**REQUIRED TASK**
Every line below is to be quoted exactly, with nothing added or dropped.

**DATA RECORDS**
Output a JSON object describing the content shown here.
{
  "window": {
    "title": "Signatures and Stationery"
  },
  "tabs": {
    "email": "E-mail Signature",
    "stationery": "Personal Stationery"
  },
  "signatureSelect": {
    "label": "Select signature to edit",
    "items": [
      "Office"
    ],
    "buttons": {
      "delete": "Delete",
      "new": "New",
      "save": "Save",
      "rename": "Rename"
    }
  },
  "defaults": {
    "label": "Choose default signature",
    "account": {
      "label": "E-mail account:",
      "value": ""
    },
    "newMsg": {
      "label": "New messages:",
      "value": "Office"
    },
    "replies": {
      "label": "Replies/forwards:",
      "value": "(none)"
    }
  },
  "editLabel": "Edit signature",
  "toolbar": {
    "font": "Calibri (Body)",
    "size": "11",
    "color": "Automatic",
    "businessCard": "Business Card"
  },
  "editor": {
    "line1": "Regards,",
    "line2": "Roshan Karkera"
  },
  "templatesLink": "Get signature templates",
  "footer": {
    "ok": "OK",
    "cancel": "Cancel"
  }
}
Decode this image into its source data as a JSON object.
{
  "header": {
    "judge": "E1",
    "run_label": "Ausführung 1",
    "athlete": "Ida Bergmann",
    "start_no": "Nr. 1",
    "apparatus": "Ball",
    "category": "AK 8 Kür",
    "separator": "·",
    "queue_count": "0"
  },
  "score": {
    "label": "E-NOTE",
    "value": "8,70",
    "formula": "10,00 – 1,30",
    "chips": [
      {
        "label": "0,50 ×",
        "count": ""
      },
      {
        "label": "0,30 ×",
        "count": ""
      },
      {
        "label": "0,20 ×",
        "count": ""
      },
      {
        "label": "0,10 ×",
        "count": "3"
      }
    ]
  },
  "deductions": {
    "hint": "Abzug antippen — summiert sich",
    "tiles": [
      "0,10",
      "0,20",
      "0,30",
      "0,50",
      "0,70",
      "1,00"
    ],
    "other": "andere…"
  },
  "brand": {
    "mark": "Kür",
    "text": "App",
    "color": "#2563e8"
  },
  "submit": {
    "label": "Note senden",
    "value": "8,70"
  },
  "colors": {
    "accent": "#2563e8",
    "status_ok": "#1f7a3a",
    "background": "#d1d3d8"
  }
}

**TASK ANSWER**
Output a JSON object describing the content shown here.
{
  "window": {
    "title": "Signatures and Stationery"
  },
  "tabs": {
    "email": "E-mail Signature",
    "stationery": "Personal Stationery"
  },
  "signatureSelect": {
    "label": "Select signature to edit",
    "items": [
      "Office"
    ],
    "buttons": {
      "delete": "Delete",
      "new": "New",
      "save": "Save",
      "rename": "Rename"
    }
  },
  "defaults": {
    "label": "Choose default signature",
    "account": {
      "label": "E-mail account:",
      "value": ""
    },
    "newMsg": {
      "label": "New messages:",
      "value": "Office"
    },
    "replies": {
      "label": "Replies/forwards:",
      "value": "(none)"
    }
  },
  "editLabel": "Edit signature",
  "toolbar": {
    "font": "Calibri (Body)",
    "size": "11",
    "color": "Automatic",
    "businessCard": "Business Card"
  },
  "editor": {
    "line1": "Regards,",
    "line2": "Roshan Karkera"
  },
  "templatesLink": "Get signature templates",
  "footer": {
    "ok": "OK",
    "cancel": "Cancel"
  }
}
Decode this image into its source data as a JSON object.
{
  "header": {
    "judge": "E1",
    "run_label": "Ausführung 1",
    "athlete": "Ida Bergmann",
    "start_no": "Nr. 1",
    "apparatus": "Ball",
    "category": "AK 8 Kür",
    "separator": "·",
    "queue_count": "0"
  },
  "score": {
    "label": "E-NOTE",
    "value": "8,70",
    "formula": "10,00 – 1,30",
    "chips": [
      {
        "label": "0,50 ×",
        "count": ""
      },
      {
        "label": "0,30 ×",
        "count": ""
      },
      {
        "label": "0,20 ×",
        "count": ""
      },
      {
        "label": "0,10 ×",
        "count": "3"
      }
    ]
  },
  "deductions": {
    "hint": "Abzug antippen — summiert sich",
    "tiles": [
      "0,10",
      "0,20",
      "0,30",
      "0,50",
      "0,70",
      "1,00"
    ],
    "other": "andere…"
  },
  "brand": {
    "mark": "Kür",
    "text": "App",
    "color": "#2563e8"
  },
  "submit": {
    "label": "Note senden",
    "value": "8,70"
  },
  "colors": {
    "accent": "#2563e8",
    "status_ok": "#1f7a3a",
    "background": "#d1d3d8"
  }
}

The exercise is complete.